--- begin ---
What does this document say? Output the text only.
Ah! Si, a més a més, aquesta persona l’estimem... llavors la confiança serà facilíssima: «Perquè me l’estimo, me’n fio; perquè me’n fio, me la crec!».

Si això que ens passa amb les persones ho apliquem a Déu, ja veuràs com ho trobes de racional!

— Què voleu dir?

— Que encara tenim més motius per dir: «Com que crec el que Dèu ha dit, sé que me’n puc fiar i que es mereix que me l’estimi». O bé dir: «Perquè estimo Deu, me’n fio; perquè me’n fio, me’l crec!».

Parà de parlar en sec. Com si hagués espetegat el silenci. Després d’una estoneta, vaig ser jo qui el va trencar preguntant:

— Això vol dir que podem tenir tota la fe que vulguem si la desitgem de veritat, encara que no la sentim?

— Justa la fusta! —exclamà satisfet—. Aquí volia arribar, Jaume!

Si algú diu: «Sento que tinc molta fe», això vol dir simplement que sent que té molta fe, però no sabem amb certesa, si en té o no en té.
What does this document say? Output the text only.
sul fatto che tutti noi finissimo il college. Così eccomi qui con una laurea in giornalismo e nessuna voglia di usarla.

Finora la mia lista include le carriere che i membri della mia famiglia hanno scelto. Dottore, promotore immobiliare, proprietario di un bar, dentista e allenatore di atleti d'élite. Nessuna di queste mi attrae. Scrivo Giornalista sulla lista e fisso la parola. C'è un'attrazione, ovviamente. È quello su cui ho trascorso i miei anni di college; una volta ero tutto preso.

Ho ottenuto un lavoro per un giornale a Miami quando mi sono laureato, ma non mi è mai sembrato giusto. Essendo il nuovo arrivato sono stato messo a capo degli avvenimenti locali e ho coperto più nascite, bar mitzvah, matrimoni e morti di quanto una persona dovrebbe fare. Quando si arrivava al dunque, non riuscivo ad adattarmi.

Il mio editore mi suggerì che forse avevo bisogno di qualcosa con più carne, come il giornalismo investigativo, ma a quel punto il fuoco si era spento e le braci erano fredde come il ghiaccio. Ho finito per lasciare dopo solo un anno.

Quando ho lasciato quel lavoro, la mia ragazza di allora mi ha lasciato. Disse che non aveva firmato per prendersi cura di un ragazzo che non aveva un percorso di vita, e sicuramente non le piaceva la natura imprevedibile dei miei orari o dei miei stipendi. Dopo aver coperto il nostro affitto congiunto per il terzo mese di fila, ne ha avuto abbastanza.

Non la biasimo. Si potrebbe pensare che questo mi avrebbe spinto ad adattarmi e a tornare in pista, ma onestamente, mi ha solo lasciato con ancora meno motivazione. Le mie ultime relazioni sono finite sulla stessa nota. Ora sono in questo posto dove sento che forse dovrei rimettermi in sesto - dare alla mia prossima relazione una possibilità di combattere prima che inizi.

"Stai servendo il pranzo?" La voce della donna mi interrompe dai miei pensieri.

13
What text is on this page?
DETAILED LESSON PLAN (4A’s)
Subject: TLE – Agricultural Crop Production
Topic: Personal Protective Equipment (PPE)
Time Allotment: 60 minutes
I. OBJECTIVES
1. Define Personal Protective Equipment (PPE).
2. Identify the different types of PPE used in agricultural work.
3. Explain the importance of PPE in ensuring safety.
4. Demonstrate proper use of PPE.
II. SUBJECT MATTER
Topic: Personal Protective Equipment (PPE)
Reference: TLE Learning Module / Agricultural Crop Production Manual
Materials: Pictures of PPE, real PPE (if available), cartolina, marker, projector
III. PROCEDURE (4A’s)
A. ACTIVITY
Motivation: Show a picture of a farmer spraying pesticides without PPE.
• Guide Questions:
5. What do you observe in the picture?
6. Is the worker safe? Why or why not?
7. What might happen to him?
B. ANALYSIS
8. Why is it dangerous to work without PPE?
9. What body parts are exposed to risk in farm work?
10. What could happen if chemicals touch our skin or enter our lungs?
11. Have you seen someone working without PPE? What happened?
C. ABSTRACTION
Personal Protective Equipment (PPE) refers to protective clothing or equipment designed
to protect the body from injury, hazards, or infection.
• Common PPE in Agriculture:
--- end ---
- [Required task]
How many of these lines contain "Quando"? Write only the number.

- [Solution to the exercise]
2